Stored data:
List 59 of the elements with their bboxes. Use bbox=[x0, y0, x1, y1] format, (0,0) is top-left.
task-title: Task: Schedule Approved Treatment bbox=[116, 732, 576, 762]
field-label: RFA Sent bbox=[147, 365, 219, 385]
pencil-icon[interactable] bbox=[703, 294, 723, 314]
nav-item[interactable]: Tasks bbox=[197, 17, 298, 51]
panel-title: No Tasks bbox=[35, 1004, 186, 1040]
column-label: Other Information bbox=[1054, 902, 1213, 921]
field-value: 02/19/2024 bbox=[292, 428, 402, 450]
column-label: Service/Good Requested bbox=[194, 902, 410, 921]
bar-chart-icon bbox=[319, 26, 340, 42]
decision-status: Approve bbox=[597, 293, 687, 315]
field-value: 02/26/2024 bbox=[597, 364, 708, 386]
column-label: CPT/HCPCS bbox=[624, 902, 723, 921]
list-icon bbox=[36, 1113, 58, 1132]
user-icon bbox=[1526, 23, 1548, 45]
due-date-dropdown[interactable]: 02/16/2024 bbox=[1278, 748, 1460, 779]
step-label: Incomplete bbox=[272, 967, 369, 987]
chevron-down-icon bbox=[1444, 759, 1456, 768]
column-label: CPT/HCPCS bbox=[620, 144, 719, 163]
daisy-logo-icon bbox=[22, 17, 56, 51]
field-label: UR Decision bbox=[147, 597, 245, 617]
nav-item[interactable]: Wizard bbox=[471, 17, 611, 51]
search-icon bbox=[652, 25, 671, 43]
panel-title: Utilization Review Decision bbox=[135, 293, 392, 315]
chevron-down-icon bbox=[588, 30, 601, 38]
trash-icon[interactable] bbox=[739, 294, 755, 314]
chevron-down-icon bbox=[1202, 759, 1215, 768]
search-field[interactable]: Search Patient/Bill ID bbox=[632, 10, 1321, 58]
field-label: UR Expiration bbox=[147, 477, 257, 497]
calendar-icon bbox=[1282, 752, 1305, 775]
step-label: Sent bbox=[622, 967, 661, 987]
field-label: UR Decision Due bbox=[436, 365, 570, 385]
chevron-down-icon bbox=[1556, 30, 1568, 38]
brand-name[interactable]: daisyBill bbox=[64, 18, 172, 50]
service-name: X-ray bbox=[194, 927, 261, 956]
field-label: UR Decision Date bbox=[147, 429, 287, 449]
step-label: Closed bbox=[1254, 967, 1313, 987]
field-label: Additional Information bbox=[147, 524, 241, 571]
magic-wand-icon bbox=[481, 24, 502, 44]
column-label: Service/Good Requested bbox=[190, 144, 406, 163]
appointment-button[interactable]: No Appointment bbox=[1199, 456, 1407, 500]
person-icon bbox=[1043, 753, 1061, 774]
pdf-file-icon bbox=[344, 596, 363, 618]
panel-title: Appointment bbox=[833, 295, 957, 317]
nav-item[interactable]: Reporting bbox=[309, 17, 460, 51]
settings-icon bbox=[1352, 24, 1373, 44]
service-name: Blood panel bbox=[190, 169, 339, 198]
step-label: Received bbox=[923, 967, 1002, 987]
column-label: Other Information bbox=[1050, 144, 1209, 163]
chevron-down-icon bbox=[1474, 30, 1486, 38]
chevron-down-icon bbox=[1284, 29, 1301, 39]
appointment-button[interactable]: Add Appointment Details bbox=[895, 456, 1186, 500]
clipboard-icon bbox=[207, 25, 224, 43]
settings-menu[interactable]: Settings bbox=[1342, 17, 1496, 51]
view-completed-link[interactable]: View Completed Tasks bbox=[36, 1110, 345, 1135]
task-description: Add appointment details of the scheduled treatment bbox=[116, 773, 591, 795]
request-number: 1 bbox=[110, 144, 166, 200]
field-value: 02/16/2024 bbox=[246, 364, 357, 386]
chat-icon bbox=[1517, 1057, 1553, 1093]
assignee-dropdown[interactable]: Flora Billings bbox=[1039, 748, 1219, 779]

> YOUR GOAL
Retype every line of the stored data above without changing anything.

> RESULT OF THE TASK
List 59 of the elements with their bboxes. Use bbox=[x0, y0, x1, y1] format, (0,0) is top-left.
task-title: Task: Schedule Approved Treatment bbox=[116, 732, 576, 762]
field-label: RFA Sent bbox=[147, 365, 219, 385]
pencil-icon[interactable] bbox=[703, 294, 723, 314]
nav-item[interactable]: Tasks bbox=[197, 17, 298, 51]
panel-title: No Tasks bbox=[35, 1004, 186, 1040]
column-label: Other Information bbox=[1054, 902, 1213, 921]
field-value: 02/19/2024 bbox=[292, 428, 402, 450]
column-label: Service/Good Requested bbox=[194, 902, 410, 921]
bar-chart-icon bbox=[319, 26, 340, 42]
decision-status: Approve bbox=[597, 293, 687, 315]
field-value: 02/26/2024 bbox=[597, 364, 708, 386]
column-label: CPT/HCPCS bbox=[624, 902, 723, 921]
list-icon bbox=[36, 1113, 58, 1132]
user-icon bbox=[1526, 23, 1548, 45]
due-date-dropdown[interactable]: 02/16/2024 bbox=[1278, 748, 1460, 779]
step-label: Incomplete bbox=[272, 967, 369, 987]
chevron-down-icon bbox=[1444, 759, 1456, 768]
column-label: CPT/HCPCS bbox=[620, 144, 719, 163]
daisy-logo-icon bbox=[22, 17, 56, 51]
field-label: UR Decision bbox=[147, 597, 245, 617]
nav-item[interactable]: Wizard bbox=[471, 17, 611, 51]
search-icon bbox=[652, 25, 671, 43]
panel-title: Utilization Review Decision bbox=[135, 293, 392, 315]
chevron-down-icon bbox=[588, 30, 601, 38]
trash-icon[interactable] bbox=[739, 294, 755, 314]
chevron-down-icon bbox=[1202, 759, 1215, 768]
search-field[interactable]: Search Patient/Bill ID bbox=[632, 10, 1321, 58]
field-label: UR Expiration bbox=[147, 477, 257, 497]
calendar-icon bbox=[1282, 752, 1305, 775]
step-label: Sent bbox=[622, 967, 661, 987]
field-label: UR Decision Due bbox=[436, 365, 570, 385]
chevron-down-icon bbox=[1556, 30, 1568, 38]
brand-name[interactable]: daisyBill bbox=[64, 18, 172, 50]
service-name: X-ray bbox=[194, 927, 261, 956]
field-label: UR Decision Date bbox=[147, 429, 287, 449]
step-label: Closed bbox=[1254, 967, 1313, 987]
field-label: Additional Information bbox=[147, 524, 241, 571]
magic-wand-icon bbox=[481, 24, 502, 44]
column-label: Service/Good Requested bbox=[190, 144, 406, 163]
appointment-button[interactable]: No Appointment bbox=[1199, 456, 1407, 500]
person-icon bbox=[1043, 753, 1061, 774]
pdf-file-icon bbox=[344, 596, 363, 618]
panel-title: Appointment bbox=[833, 295, 957, 317]
nav-item[interactable]: Reporting bbox=[309, 17, 460, 51]
settings-icon bbox=[1352, 24, 1373, 44]
service-name: Blood panel bbox=[190, 169, 339, 198]
step-label: Received bbox=[923, 967, 1002, 987]
column-label: Other Information bbox=[1050, 144, 1209, 163]
chevron-down-icon bbox=[1474, 30, 1486, 38]
chevron-down-icon bbox=[1284, 29, 1301, 39]
appointment-button[interactable]: Add Appointment Details bbox=[895, 456, 1186, 500]
clipboard-icon bbox=[207, 25, 224, 43]
settings-menu[interactable]: Settings bbox=[1342, 17, 1496, 51]
view-completed-link[interactable]: View Completed Tasks bbox=[36, 1110, 345, 1135]
task-description: Add appointment details of the scheduled treatment bbox=[116, 773, 591, 795]
request-number: 1 bbox=[110, 144, 166, 200]
field-value: 02/16/2024 bbox=[246, 364, 357, 386]
chat-icon bbox=[1517, 1057, 1553, 1093]
assignee-dropdown[interactable]: Flora Billings bbox=[1039, 748, 1219, 779]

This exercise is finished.